Raw data →

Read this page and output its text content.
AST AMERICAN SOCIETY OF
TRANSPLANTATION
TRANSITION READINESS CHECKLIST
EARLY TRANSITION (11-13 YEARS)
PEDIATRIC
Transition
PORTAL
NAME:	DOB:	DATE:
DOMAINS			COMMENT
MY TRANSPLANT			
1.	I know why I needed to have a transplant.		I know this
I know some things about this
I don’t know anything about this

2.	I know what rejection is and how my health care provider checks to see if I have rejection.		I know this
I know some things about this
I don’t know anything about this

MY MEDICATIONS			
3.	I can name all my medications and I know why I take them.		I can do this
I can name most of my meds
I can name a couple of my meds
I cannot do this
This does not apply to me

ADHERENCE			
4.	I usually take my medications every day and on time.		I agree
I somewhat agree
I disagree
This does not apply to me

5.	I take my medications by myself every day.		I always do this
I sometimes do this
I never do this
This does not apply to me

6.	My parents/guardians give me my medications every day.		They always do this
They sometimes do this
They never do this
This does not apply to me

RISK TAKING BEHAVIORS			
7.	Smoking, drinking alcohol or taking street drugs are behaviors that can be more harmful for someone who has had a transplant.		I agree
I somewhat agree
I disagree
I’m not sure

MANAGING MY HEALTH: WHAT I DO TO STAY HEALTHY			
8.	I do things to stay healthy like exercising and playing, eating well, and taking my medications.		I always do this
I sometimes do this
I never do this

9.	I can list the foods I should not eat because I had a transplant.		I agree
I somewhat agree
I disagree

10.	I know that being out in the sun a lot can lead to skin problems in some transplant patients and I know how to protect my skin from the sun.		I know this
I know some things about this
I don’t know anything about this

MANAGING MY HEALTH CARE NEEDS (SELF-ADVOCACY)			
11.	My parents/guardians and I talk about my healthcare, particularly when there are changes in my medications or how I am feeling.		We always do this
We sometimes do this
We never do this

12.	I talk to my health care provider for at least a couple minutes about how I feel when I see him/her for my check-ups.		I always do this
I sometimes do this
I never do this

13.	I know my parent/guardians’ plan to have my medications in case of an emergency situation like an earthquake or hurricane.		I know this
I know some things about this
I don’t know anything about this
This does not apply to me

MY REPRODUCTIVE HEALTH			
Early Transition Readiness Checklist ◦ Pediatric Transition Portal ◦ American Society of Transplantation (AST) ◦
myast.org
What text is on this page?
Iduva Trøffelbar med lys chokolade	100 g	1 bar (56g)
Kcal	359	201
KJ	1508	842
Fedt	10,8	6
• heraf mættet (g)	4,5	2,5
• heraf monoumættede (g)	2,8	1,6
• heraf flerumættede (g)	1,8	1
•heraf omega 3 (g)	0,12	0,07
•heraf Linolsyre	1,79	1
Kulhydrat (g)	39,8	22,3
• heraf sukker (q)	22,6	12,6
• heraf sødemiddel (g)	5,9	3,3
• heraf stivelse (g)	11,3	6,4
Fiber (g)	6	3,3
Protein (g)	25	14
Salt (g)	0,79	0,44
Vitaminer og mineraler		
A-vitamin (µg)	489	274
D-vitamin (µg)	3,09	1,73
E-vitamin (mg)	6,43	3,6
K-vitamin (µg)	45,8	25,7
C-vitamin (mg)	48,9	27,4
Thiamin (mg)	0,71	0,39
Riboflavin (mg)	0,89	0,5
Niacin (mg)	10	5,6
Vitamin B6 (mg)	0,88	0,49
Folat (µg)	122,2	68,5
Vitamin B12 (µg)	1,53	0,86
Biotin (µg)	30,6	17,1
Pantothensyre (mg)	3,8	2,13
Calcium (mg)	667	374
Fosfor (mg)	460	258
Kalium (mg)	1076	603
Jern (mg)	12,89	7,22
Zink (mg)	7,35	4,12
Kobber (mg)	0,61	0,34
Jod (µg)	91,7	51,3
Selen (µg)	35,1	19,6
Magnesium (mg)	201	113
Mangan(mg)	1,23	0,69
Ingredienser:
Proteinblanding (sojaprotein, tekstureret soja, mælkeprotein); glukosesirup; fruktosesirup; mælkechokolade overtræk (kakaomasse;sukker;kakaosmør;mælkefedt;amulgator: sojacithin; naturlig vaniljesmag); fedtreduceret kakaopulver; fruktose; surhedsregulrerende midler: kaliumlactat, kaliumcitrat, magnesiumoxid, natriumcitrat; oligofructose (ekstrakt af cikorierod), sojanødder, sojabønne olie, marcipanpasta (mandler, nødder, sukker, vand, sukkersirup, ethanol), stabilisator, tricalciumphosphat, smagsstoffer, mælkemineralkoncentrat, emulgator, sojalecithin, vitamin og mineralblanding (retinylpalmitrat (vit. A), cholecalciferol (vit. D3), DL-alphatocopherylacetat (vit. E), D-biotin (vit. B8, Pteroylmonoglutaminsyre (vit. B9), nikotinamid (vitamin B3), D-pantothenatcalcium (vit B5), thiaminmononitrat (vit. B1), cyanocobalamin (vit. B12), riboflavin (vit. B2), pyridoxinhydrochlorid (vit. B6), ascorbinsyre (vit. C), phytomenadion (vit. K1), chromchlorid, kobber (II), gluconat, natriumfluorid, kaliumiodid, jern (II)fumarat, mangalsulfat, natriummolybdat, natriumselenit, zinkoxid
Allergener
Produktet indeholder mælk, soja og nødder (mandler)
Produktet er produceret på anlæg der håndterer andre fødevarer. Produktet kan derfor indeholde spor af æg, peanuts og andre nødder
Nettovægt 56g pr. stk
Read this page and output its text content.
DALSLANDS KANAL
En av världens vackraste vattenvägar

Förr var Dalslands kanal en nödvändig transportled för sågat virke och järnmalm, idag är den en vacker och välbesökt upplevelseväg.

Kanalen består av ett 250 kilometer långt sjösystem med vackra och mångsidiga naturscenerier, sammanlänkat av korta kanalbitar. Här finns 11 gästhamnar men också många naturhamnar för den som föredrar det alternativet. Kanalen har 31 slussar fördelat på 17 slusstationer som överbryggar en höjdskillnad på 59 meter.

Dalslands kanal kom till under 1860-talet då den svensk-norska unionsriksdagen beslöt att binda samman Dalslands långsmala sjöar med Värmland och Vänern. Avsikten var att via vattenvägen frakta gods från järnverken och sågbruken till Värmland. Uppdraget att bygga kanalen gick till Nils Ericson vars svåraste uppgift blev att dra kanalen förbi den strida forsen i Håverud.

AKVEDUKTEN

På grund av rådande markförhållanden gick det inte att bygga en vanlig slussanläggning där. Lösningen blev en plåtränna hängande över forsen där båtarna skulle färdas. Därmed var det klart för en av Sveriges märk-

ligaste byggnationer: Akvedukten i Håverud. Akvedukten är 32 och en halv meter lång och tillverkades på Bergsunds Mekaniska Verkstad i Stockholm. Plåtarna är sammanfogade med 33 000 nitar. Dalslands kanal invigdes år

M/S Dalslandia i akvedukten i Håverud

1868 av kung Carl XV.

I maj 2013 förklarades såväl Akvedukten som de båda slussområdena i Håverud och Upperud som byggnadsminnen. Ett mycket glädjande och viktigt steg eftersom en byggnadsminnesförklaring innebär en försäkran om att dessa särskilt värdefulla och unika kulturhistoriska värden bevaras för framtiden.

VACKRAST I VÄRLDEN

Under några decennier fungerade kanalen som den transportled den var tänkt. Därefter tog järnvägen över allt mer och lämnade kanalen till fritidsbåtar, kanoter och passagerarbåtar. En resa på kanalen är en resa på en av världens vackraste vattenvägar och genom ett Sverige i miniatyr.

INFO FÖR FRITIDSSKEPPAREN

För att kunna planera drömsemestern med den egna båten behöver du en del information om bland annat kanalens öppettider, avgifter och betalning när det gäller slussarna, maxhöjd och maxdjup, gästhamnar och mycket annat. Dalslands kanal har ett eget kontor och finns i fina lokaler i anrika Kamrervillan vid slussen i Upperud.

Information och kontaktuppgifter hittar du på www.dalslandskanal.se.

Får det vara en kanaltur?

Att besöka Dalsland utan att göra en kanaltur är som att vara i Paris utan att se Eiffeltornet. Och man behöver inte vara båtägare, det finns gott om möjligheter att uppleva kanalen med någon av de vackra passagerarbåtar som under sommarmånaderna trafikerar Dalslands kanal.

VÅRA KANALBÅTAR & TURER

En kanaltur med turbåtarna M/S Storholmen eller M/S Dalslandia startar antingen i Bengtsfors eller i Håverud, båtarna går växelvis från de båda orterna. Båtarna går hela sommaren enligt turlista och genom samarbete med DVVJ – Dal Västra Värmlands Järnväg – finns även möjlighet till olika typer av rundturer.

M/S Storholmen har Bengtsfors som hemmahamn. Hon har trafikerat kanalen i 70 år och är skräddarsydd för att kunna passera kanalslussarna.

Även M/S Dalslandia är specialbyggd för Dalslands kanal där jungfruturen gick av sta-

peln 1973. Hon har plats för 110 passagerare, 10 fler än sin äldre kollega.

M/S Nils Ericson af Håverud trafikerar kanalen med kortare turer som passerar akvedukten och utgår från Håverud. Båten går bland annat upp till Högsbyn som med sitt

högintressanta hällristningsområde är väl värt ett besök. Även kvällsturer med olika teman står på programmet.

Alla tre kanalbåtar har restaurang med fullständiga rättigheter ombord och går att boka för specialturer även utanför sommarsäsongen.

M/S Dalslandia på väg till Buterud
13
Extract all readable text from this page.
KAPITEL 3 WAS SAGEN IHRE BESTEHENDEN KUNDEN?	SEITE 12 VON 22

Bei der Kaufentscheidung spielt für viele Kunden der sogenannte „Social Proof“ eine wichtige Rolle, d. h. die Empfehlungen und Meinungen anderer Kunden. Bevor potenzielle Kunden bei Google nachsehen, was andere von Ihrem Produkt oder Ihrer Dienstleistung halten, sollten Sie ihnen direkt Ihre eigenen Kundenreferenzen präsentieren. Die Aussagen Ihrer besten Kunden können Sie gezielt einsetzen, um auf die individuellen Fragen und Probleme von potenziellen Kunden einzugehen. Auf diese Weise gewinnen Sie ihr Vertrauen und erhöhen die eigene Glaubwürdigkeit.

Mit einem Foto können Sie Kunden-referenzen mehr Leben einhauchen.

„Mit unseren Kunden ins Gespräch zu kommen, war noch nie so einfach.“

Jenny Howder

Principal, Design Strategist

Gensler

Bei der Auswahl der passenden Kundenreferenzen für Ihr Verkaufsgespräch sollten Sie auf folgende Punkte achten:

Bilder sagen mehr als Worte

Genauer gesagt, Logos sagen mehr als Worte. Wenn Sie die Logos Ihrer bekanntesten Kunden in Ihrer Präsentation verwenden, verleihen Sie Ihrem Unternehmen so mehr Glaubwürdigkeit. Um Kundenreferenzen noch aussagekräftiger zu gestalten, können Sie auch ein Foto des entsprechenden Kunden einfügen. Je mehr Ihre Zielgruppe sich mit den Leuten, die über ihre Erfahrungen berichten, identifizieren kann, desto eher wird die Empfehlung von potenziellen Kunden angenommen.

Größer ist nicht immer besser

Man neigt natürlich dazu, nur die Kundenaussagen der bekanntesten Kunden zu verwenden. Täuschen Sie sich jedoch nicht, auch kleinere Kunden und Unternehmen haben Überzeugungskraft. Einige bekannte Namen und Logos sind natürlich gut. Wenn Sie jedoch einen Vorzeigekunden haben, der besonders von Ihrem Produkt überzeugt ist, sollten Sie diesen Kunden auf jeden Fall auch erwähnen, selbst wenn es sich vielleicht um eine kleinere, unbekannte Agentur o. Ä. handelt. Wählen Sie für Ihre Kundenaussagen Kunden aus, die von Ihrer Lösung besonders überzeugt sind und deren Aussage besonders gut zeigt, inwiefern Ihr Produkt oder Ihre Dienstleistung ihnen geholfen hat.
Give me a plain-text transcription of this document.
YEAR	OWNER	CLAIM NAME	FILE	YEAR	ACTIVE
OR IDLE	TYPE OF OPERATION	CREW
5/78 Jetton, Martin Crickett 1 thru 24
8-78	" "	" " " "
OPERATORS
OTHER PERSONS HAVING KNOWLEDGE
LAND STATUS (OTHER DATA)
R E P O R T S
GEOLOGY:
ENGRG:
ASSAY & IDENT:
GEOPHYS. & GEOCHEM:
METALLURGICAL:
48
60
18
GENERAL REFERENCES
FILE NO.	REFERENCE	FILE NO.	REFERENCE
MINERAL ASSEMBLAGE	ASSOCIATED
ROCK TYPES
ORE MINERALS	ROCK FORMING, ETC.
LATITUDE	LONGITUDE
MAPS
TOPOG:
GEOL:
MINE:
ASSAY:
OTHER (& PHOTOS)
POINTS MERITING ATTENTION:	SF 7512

What is needed → Scan the records above for the word "transportled". Show each line in which it appears.

Response below →
Förr var Dalslands kanal en nödvändig transportled för sågat virke och järnmalm, idag är den en vacker och välbesökt upplevelseväg.
Under några decennier fungerade kanalen som den transportled den var tänkt. Därefter tog järnvägen över allt mer och lämnade kanalen till fritidsbåtar, kanoter och passagerarbåtar. En resa på kanalen är en resa på en av världens vackraste vattenvägar och genom ett Sverige i miniatyr.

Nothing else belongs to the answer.